Exercise description:
Transcribe the listing word for word.

Listed entries:
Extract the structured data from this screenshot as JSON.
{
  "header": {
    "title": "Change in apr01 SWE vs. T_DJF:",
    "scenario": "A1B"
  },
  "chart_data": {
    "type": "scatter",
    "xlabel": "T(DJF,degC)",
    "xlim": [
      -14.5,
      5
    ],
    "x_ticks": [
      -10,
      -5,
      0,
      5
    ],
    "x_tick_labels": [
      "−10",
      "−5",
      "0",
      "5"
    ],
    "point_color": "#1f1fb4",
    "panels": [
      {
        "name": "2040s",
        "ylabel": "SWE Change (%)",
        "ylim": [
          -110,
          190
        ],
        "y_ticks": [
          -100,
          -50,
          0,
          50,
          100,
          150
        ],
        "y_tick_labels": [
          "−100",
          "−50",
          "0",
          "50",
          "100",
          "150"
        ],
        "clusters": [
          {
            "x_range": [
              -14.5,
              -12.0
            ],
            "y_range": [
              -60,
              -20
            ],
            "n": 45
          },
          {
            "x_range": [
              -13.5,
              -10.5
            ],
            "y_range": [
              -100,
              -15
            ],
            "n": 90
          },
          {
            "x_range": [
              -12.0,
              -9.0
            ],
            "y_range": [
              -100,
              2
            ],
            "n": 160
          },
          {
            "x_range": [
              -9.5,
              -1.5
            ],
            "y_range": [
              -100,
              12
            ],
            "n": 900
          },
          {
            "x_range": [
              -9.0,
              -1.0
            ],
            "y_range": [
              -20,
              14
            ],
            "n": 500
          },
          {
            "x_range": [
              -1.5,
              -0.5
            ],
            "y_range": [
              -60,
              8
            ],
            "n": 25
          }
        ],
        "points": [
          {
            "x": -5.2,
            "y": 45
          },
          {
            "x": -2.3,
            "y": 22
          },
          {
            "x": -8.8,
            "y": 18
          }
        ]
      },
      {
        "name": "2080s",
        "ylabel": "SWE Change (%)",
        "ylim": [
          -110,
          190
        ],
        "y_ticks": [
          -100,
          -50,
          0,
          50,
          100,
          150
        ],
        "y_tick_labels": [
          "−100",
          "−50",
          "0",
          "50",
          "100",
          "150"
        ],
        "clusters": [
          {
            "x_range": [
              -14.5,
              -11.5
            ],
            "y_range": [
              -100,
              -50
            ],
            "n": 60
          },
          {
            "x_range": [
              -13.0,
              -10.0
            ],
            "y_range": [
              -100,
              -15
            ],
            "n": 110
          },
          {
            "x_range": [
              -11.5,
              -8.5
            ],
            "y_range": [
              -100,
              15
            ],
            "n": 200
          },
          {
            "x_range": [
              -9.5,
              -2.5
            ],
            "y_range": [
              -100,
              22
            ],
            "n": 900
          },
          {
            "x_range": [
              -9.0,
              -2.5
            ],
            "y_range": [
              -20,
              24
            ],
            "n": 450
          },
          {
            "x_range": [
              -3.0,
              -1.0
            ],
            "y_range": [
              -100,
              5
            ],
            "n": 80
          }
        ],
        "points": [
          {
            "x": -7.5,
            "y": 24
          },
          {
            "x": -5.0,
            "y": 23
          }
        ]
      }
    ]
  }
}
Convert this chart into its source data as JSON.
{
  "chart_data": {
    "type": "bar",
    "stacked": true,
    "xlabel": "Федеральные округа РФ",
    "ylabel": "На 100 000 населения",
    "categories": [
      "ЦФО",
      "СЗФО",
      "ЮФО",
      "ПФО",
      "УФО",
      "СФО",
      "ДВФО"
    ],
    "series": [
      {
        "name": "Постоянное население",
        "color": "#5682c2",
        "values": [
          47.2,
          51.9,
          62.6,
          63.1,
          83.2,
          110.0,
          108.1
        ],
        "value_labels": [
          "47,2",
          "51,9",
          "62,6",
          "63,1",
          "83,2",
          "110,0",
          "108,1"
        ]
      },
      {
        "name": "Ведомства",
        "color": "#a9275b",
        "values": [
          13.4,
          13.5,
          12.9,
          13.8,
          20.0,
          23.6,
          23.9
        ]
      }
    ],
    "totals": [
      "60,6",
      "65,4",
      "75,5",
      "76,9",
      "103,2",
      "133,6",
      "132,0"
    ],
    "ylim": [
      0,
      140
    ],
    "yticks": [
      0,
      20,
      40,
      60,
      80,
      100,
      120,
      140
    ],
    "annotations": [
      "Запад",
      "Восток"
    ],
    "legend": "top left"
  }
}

Complete response:
Extract the structured data from this screenshot as JSON.
{
  "header": {
    "title": "Change in apr01 SWE vs. T_DJF:",
    "scenario": "A1B"
  },
  "chart_data": {
    "type": "scatter",
    "xlabel": "T(DJF,degC)",
    "xlim": [
      -14.5,
      5
    ],
    "x_ticks": [
      -10,
      -5,
      0,
      5
    ],
    "x_tick_labels": [
      "−10",
      "−5",
      "0",
      "5"
    ],
    "point_color": "#1f1fb4",
    "panels": [
      {
        "name": "2040s",
        "ylabel": "SWE Change (%)",
        "ylim": [
          -110,
          190
        ],
        "y_ticks": [
          -100,
          -50,
          0,
          50,
          100,
          150
        ],
        "y_tick_labels": [
          "−100",
          "−50",
          "0",
          "50",
          "100",
          "150"
        ],
        "clusters": [
          {
            "x_range": [
              -14.5,
              -12.0
            ],
            "y_range": [
              -60,
              -20
            ],
            "n": 45
          },
          {
            "x_range": [
              -13.5,
              -10.5
            ],
            "y_range": [
              -100,
              -15
            ],
            "n": 90
          },
          {
            "x_range": [
              -12.0,
              -9.0
            ],
            "y_range": [
              -100,
              2
            ],
            "n": 160
          },
          {
            "x_range": [
              -9.5,
              -1.5
            ],
            "y_range": [
              -100,
              12
            ],
            "n": 900
          },
          {
            "x_range": [
              -9.0,
              -1.0
            ],
            "y_range": [
              -20,
              14
            ],
            "n": 500
          },
          {
            "x_range": [
              -1.5,
              -0.5
            ],
            "y_range": [
              -60,
              8
            ],
            "n": 25
          }
        ],
        "points": [
          {
            "x": -5.2,
            "y": 45
          },
          {
            "x": -2.3,
            "y": 22
          },
          {
            "x": -8.8,
            "y": 18
          }
        ]
      },
      {
        "name": "2080s",
        "ylabel": "SWE Change (%)",
        "ylim": [
          -110,
          190
        ],
        "y_ticks": [
          -100,
          -50,
          0,
          50,
          100,
          150
        ],
        "y_tick_labels": [
          "−100",
          "−50",
          "0",
          "50",
          "100",
          "150"
        ],
        "clusters": [
          {
            "x_range": [
              -14.5,
              -11.5
            ],
            "y_range": [
              -100,
              -50
            ],
            "n": 60
          },
          {
            "x_range": [
              -13.0,
              -10.0
            ],
            "y_range": [
              -100,
              -15
            ],
            "n": 110
          },
          {
            "x_range": [
              -11.5,
              -8.5
            ],
            "y_range": [
              -100,
              15
            ],
            "n": 200
          },
          {
            "x_range": [
              -9.5,
              -2.5
            ],
            "y_range": [
              -100,
              22
            ],
            "n": 900
          },
          {
            "x_range": [
              -9.0,
              -2.5
            ],
            "y_range": [
              -20,
              24
            ],
            "n": 450
          },
          {
            "x_range": [
              -3.0,
              -1.0
            ],
            "y_range": [
              -100,
              5
            ],
            "n": 80
          }
        ],
        "points": [
          {
            "x": -7.5,
            "y": 24
          },
          {
            "x": -5.0,
            "y": 23
          }
        ]
      }
    ]
  }
}
Convert this chart into its source data as JSON.
{
  "chart_data": {
    "type": "bar",
    "stacked": true,
    "xlabel": "Федеральные округа РФ",
    "ylabel": "На 100 000 населения",
    "categories": [
      "ЦФО",
      "СЗФО",
      "ЮФО",
      "ПФО",
      "УФО",
      "СФО",
      "ДВФО"
    ],
    "series": [
      {
        "name": "Постоянное население",
        "color": "#5682c2",
        "values": [
          47.2,
          51.9,
          62.6,
          63.1,
          83.2,
          110.0,
          108.1
        ],
        "value_labels": [
          "47,2",
          "51,9",
          "62,6",
          "63,1",
          "83,2",
          "110,0",
          "108,1"
        ]
      },
      {
        "name": "Ведомства",
        "color": "#a9275b",
        "values": [
          13.4,
          13.5,
          12.9,
          13.8,
          20.0,
          23.6,
          23.9
        ]
      }
    ],
    "totals": [
      "60,6",
      "65,4",
      "75,5",
      "76,9",
      "103,2",
      "133,6",
      "132,0"
    ],
    "ylim": [
      0,
      140
    ],
    "yticks": [
      0,
      20,
      40,
      60,
      80,
      100,
      120,
      140
    ],
    "annotations": [
      "Запад",
      "Восток"
    ],
    "legend": "top left"
  }
}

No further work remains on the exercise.